[START Data]

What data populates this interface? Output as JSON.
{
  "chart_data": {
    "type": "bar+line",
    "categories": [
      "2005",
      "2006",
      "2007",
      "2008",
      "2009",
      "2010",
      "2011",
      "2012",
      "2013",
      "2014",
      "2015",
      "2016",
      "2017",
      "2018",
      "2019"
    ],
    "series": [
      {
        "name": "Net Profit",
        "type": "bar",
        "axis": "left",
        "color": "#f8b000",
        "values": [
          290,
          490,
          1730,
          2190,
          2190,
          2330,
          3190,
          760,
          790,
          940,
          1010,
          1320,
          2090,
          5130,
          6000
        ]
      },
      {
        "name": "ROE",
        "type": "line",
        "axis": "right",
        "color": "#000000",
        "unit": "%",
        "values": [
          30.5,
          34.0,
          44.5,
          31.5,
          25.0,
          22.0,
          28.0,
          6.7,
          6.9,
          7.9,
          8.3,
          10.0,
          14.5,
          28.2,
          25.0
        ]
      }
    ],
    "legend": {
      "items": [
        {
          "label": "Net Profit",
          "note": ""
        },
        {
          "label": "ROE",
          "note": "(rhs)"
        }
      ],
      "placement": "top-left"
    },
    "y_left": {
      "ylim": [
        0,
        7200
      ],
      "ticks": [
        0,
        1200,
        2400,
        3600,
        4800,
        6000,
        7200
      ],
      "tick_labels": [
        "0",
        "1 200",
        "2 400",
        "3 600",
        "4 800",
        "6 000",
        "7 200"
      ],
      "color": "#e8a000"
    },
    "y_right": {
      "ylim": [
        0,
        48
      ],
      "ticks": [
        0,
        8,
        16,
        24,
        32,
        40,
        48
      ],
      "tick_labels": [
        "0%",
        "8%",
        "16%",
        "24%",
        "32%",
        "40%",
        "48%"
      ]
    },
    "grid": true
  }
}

[END Data]

Each line in the entries above that includes the string "color" should be extracted.

■ Output of the task:
        "color": "#f8b000",
        "color": "#000000",
      "color": "#e8a000"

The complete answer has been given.